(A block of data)

:::

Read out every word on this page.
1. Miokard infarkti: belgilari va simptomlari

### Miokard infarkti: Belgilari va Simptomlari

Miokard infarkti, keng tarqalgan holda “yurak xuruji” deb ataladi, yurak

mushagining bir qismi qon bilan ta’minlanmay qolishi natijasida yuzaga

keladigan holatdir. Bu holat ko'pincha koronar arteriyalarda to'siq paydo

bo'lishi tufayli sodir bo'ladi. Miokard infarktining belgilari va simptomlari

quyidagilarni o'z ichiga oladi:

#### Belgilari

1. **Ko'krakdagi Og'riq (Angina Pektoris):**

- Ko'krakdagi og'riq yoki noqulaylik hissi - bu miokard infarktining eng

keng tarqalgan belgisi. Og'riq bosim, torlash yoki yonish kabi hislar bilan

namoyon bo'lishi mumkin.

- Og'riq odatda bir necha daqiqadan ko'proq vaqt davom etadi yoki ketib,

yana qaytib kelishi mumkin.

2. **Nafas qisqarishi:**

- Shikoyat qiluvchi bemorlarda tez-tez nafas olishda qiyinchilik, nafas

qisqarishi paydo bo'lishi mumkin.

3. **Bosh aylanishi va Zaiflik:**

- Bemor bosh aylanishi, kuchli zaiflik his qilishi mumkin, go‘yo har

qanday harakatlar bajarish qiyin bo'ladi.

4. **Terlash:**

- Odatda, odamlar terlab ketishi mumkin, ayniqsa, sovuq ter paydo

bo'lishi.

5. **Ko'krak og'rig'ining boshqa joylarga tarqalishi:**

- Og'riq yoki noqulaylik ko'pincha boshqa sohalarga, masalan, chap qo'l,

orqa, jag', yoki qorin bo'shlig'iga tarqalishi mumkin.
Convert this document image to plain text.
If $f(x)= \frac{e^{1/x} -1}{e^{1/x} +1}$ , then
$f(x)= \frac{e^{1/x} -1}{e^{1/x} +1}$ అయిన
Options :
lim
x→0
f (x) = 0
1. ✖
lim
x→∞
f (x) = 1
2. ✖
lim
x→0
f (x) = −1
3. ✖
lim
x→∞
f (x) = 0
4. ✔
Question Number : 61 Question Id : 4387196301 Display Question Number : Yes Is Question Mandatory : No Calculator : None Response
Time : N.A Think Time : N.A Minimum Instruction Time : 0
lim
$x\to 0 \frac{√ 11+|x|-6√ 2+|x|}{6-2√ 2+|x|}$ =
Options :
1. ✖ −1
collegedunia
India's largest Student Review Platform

:::

*Direction:* Faithfully transcribe the whole of the data.

*Task output:*
Read out every word on this page.
1. Miokard infarkti: belgilari va simptomlari

### Miokard infarkti: Belgilari va Simptomlari

Miokard infarkti, keng tarqalgan holda “yurak xuruji” deb ataladi, yurak

mushagining bir qismi qon bilan ta’minlanmay qolishi natijasida yuzaga

keladigan holatdir. Bu holat ko'pincha koronar arteriyalarda to'siq paydo

bo'lishi tufayli sodir bo'ladi. Miokard infarktining belgilari va simptomlari

quyidagilarni o'z ichiga oladi:

#### Belgilari

1. **Ko'krakdagi Og'riq (Angina Pektoris):**

- Ko'krakdagi og'riq yoki noqulaylik hissi - bu miokard infarktining eng

keng tarqalgan belgisi. Og'riq bosim, torlash yoki yonish kabi hislar bilan

namoyon bo'lishi mumkin.

- Og'riq odatda bir necha daqiqadan ko'proq vaqt davom etadi yoki ketib,

yana qaytib kelishi mumkin.

2. **Nafas qisqarishi:**

- Shikoyat qiluvchi bemorlarda tez-tez nafas olishda qiyinchilik, nafas

qisqarishi paydo bo'lishi mumkin.

3. **Bosh aylanishi va Zaiflik:**

- Bemor bosh aylanishi, kuchli zaiflik his qilishi mumkin, go‘yo har

qanday harakatlar bajarish qiyin bo'ladi.

4. **Terlash:**

- Odatda, odamlar terlab ketishi mumkin, ayniqsa, sovuq ter paydo

bo'lishi.

5. **Ko'krak og'rig'ining boshqa joylarga tarqalishi:**

- Og'riq yoki noqulaylik ko'pincha boshqa sohalarga, masalan, chap qo'l,

orqa, jag', yoki qorin bo'shlig'iga tarqalishi mumkin.
Convert this document image to plain text.
If $f(x)= \frac{e^{1/x} -1}{e^{1/x} +1}$ , then
$f(x)= \frac{e^{1/x} -1}{e^{1/x} +1}$ అయిన
Options :
lim
x→0
f (x) = 0
1. ✖
lim
x→∞
f (x) = 1
2. ✖
lim
x→0
f (x) = −1
3. ✖
lim
x→∞
f (x) = 0
4. ✔
Question Number : 61 Question Id : 4387196301 Display Question Number : Yes Is Question Mandatory : No Calculator : None Response
Time : N.A Think Time : N.A Minimum Instruction Time : 0
lim
$x\to 0 \frac{√ 11+|x|-6√ 2+|x|}{6-2√ 2+|x|}$ =
Options :
1. ✖ −1
collegedunia
India's largest Student Review Platform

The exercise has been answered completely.